**YOUR TASK**: Copy each line of the records that holds the string "liquide".

##### DATA ROWS

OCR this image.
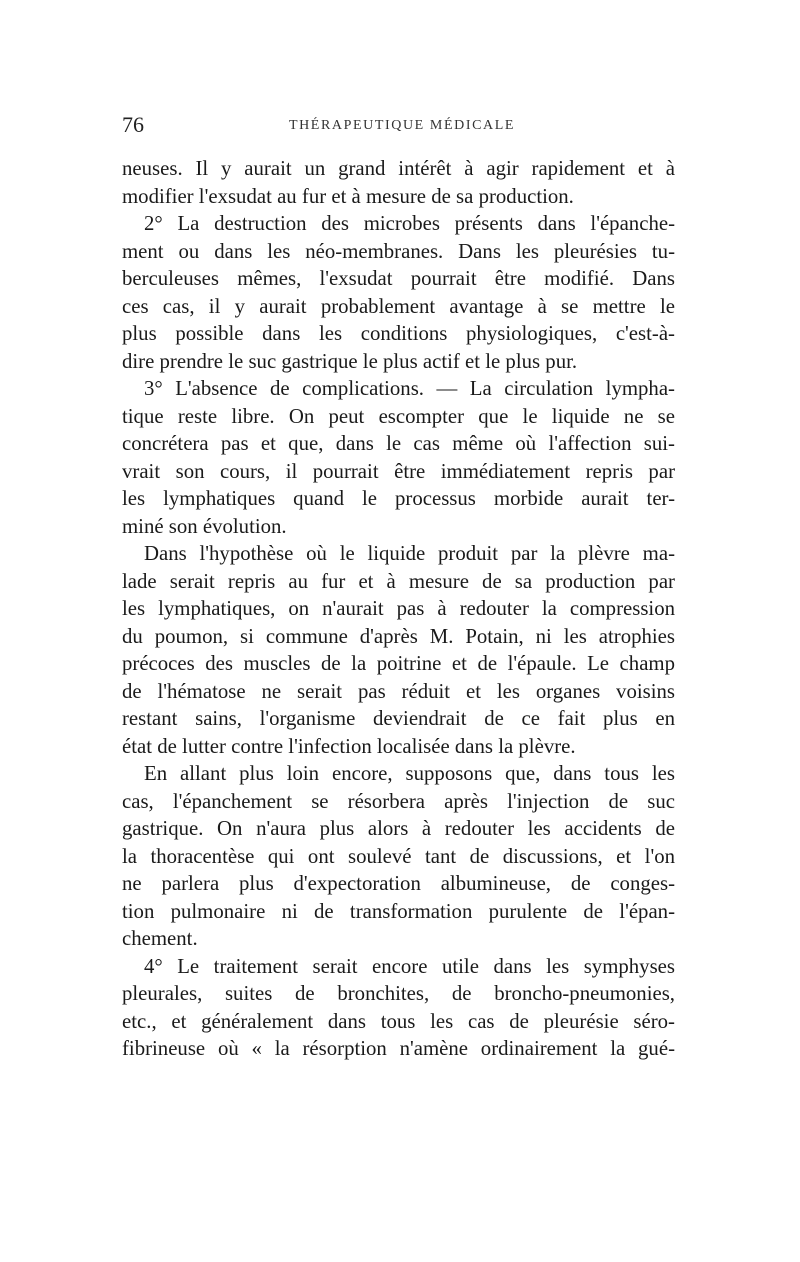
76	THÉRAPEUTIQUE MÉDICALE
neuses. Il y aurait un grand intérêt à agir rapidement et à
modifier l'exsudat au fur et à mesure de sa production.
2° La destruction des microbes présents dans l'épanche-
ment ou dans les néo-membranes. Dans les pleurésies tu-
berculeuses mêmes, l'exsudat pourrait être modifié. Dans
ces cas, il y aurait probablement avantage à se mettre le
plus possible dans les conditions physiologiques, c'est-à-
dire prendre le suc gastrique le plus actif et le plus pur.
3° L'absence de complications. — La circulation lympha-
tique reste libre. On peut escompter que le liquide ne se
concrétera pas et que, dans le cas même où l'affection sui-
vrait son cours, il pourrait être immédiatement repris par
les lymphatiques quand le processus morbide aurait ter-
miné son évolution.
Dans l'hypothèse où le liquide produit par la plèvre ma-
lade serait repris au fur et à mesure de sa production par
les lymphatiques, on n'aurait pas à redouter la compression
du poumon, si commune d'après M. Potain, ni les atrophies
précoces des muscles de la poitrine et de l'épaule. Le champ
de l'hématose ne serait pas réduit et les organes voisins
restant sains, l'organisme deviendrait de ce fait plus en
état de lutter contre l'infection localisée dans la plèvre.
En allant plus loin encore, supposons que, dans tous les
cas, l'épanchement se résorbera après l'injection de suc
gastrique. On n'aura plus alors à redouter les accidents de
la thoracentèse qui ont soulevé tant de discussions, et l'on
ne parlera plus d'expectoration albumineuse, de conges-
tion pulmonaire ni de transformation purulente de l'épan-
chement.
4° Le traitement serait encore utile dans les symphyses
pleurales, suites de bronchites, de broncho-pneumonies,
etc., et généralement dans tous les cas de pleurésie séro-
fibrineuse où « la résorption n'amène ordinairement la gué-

##########
##### DATA ROWS

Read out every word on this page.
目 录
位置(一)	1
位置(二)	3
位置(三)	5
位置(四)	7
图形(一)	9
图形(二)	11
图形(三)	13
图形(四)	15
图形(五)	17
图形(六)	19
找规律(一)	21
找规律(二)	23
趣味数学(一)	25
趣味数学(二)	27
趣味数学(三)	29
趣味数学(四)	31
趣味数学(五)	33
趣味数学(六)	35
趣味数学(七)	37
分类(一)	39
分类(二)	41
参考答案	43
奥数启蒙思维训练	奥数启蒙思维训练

##########

**ANSWER**:
tique reste libre. On peut escompter que le liquide ne se
Dans l'hypothèse où le liquide produit par la plèvre ma-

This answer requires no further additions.